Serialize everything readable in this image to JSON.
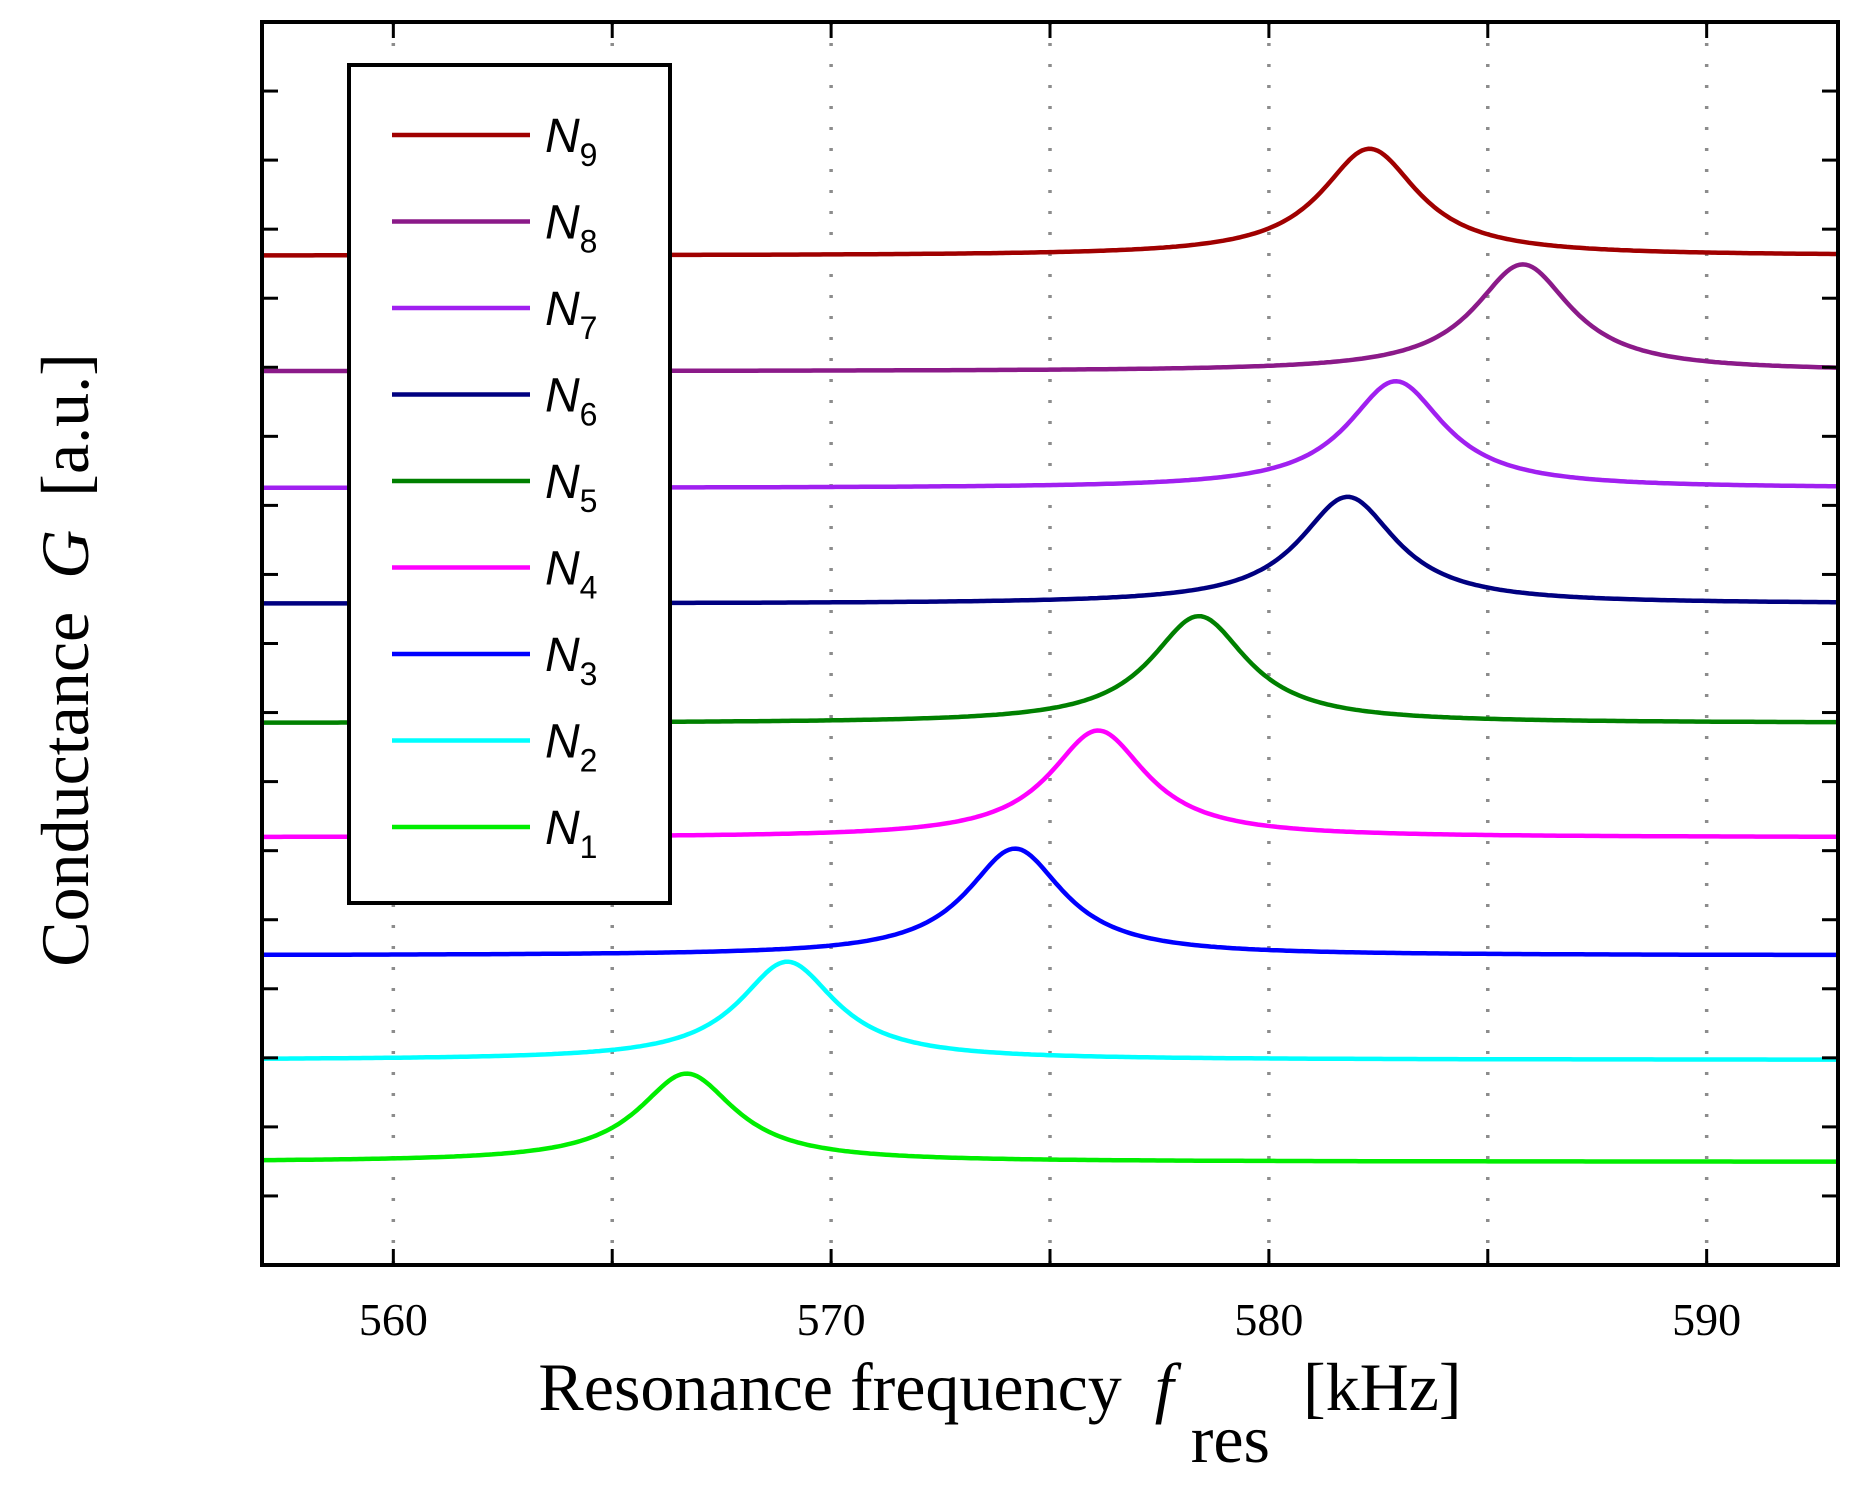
{
  "chart_data": {
    "type": "line",
    "title": "",
    "xlabel": "Resonance frequency",
    "xlabel_symbol": "f",
    "xlabel_subscript": "res",
    "xlabel_unit": "[kHz]",
    "ylabel": "Conductance",
    "ylabel_symbol": "G",
    "ylabel_unit": "[a.u.]",
    "xlim": [
      557,
      593
    ],
    "ylim": [
      0,
      100
    ],
    "xticks": [
      560,
      570,
      580,
      590
    ],
    "xtick_labels": [
      "560",
      "570",
      "580",
      "590"
    ],
    "minor_xticks": [
      565,
      575,
      585
    ],
    "ytick_count": 18,
    "grid": "vertical dotted",
    "legend_position": "top-left",
    "series": [
      {
        "name": "N",
        "sub": "9",
        "color": "#a00000",
        "baseline": 81.2,
        "peak_height": 8.6,
        "center": 582.3,
        "width": 2.7
      },
      {
        "name": "N",
        "sub": "8",
        "color": "#8b1a89",
        "baseline": 71.9,
        "peak_height": 8.6,
        "center": 585.8,
        "width": 2.7
      },
      {
        "name": "N",
        "sub": "7",
        "color": "#a020f0",
        "baseline": 62.5,
        "peak_height": 8.6,
        "center": 582.9,
        "width": 2.7
      },
      {
        "name": "N",
        "sub": "6",
        "color": "#000080",
        "baseline": 53.2,
        "peak_height": 8.6,
        "center": 581.8,
        "width": 2.7
      },
      {
        "name": "N",
        "sub": "5",
        "color": "#008000",
        "baseline": 43.6,
        "peak_height": 8.6,
        "center": 578.4,
        "width": 2.7
      },
      {
        "name": "N",
        "sub": "4",
        "color": "#ff00ff",
        "baseline": 34.4,
        "peak_height": 8.6,
        "center": 576.1,
        "width": 2.7
      },
      {
        "name": "N",
        "sub": "3",
        "color": "#0000ff",
        "baseline": 24.9,
        "peak_height": 8.6,
        "center": 574.2,
        "width": 2.7
      },
      {
        "name": "N",
        "sub": "2",
        "color": "#00ffff",
        "baseline": 16.5,
        "peak_height": 7.9,
        "center": 569.0,
        "width": 2.7
      },
      {
        "name": "N",
        "sub": "1",
        "color": "#00ee00",
        "baseline": 8.3,
        "peak_height": 7.1,
        "center": 566.7,
        "width": 2.7
      }
    ]
  }
}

━━━━━━

→ **Directive**: The records above are to be quoted exactly, with all pictures left out.

→ **Exercise output**:
Serialize everything readable in this image to JSON.
{
  "chart_data": {
    "type": "line",
    "title": "",
    "xlabel": "Resonance frequency",
    "xlabel_symbol": "f",
    "xlabel_subscript": "res",
    "xlabel_unit": "[kHz]",
    "ylabel": "Conductance",
    "ylabel_symbol": "G",
    "ylabel_unit": "[a.u.]",
    "xlim": [
      557,
      593
    ],
    "ylim": [
      0,
      100
    ],
    "xticks": [
      560,
      570,
      580,
      590
    ],
    "xtick_labels": [
      "560",
      "570",
      "580",
      "590"
    ],
    "minor_xticks": [
      565,
      575,
      585
    ],
    "ytick_count": 18,
    "grid": "vertical dotted",
    "legend_position": "top-left",
    "series": [
      {
        "name": "N",
        "sub": "9",
        "color": "#a00000",
        "baseline": 81.2,
        "peak_height": 8.6,
        "center": 582.3,
        "width": 2.7
      },
      {
        "name": "N",
        "sub": "8",
        "color": "#8b1a89",
        "baseline": 71.9,
        "peak_height": 8.6,
        "center": 585.8,
        "width": 2.7
      },
      {
        "name": "N",
        "sub": "7",
        "color": "#a020f0",
        "baseline": 62.5,
        "peak_height": 8.6,
        "center": 582.9,
        "width": 2.7
      },
      {
        "name": "N",
        "sub": "6",
        "color": "#000080",
        "baseline": 53.2,
        "peak_height": 8.6,
        "center": 581.8,
        "width": 2.7
      },
      {
        "name": "N",
        "sub": "5",
        "color": "#008000",
        "baseline": 43.6,
        "peak_height": 8.6,
        "center": 578.4,
        "width": 2.7
      },
      {
        "name": "N",
        "sub": "4",
        "color": "#ff00ff",
        "baseline": 34.4,
        "peak_height": 8.6,
        "center": 576.1,
        "width": 2.7
      },
      {
        "name": "N",
        "sub": "3",
        "color": "#0000ff",
        "baseline": 24.9,
        "peak_height": 8.6,
        "center": 574.2,
        "width": 2.7
      },
      {
        "name": "N",
        "sub": "2",
        "color": "#00ffff",
        "baseline": 16.5,
        "peak_height": 7.9,
        "center": 569.0,
        "width": 2.7
      },
      {
        "name": "N",
        "sub": "1",
        "color": "#00ee00",
        "baseline": 8.3,
        "peak_height": 7.1,
        "center": 566.7,
        "width": 2.7
      }
    ]
  }
}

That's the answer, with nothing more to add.